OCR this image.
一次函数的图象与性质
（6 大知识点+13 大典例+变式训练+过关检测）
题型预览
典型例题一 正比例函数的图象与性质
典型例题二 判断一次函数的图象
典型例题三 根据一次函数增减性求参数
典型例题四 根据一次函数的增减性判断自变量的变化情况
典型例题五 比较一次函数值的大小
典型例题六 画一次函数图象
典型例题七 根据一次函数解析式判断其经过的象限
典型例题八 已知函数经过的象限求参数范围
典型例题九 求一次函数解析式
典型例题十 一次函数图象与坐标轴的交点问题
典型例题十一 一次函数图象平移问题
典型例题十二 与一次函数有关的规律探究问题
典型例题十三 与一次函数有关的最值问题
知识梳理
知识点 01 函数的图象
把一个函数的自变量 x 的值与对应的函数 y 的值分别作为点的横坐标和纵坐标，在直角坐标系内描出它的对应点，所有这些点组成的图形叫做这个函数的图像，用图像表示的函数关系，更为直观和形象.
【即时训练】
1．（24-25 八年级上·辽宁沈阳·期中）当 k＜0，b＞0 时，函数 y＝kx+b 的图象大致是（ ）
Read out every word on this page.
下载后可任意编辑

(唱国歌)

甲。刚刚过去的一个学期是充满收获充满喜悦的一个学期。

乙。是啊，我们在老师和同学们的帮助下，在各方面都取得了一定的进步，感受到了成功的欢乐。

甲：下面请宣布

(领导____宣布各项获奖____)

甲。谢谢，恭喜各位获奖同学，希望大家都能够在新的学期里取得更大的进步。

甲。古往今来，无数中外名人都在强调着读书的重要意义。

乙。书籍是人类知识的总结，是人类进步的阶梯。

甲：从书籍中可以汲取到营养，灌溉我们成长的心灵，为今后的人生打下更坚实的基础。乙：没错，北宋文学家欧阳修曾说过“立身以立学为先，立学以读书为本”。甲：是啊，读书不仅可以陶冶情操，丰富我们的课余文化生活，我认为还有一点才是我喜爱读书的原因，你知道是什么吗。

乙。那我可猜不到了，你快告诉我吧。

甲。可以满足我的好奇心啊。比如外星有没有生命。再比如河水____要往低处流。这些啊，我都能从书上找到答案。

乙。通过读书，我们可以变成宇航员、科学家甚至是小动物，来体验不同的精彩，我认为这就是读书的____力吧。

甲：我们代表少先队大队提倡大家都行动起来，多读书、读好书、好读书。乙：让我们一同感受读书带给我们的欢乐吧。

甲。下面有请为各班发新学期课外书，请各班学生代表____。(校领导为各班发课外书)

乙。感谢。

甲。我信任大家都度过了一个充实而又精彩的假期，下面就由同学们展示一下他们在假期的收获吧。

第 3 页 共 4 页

################

» **WRITTEN TASK**
Write out the whole listing exactly.

» **TASK ANSWER**
OCR this image.
一次函数的图象与性质
（6 大知识点+13 大典例+变式训练+过关检测）
题型预览
典型例题一 正比例函数的图象与性质
典型例题二 判断一次函数的图象
典型例题三 根据一次函数增减性求参数
典型例题四 根据一次函数的增减性判断自变量的变化情况
典型例题五 比较一次函数值的大小
典型例题六 画一次函数图象
典型例题七 根据一次函数解析式判断其经过的象限
典型例题八 已知函数经过的象限求参数范围
典型例题九 求一次函数解析式
典型例题十 一次函数图象与坐标轴的交点问题
典型例题十一 一次函数图象平移问题
典型例题十二 与一次函数有关的规律探究问题
典型例题十三 与一次函数有关的最值问题
知识梳理
知识点 01 函数的图象
把一个函数的自变量 x 的值与对应的函数 y 的值分别作为点的横坐标和纵坐标，在直角坐标系内描出它的对应点，所有这些点组成的图形叫做这个函数的图像，用图像表示的函数关系，更为直观和形象.
【即时训练】
1．（24-25 八年级上·辽宁沈阳·期中）当 k＜0，b＞0 时，函数 y＝kx+b 的图象大致是（ ）
Read out every word on this page.
下载后可任意编辑

(唱国歌)

甲。刚刚过去的一个学期是充满收获充满喜悦的一个学期。

乙。是啊，我们在老师和同学们的帮助下，在各方面都取得了一定的进步，感受到了成功的欢乐。

甲：下面请宣布

(领导____宣布各项获奖____)

甲。谢谢，恭喜各位获奖同学，希望大家都能够在新的学期里取得更大的进步。

甲。古往今来，无数中外名人都在强调着读书的重要意义。

乙。书籍是人类知识的总结，是人类进步的阶梯。

甲：从书籍中可以汲取到营养，灌溉我们成长的心灵，为今后的人生打下更坚实的基础。乙：没错，北宋文学家欧阳修曾说过“立身以立学为先，立学以读书为本”。甲：是啊，读书不仅可以陶冶情操，丰富我们的课余文化生活，我认为还有一点才是我喜爱读书的原因，你知道是什么吗。

乙。那我可猜不到了，你快告诉我吧。

甲。可以满足我的好奇心啊。比如外星有没有生命。再比如河水____要往低处流。这些啊，我都能从书上找到答案。

乙。通过读书，我们可以变成宇航员、科学家甚至是小动物，来体验不同的精彩，我认为这就是读书的____力吧。

甲：我们代表少先队大队提倡大家都行动起来，多读书、读好书、好读书。乙：让我们一同感受读书带给我们的欢乐吧。

甲。下面有请为各班发新学期课外书，请各班学生代表____。(校领导为各班发课外书)

乙。感谢。

甲。我信任大家都度过了一个充实而又精彩的假期，下面就由同学们展示一下他们在假期的收获吧。

第 3 页 共 4 页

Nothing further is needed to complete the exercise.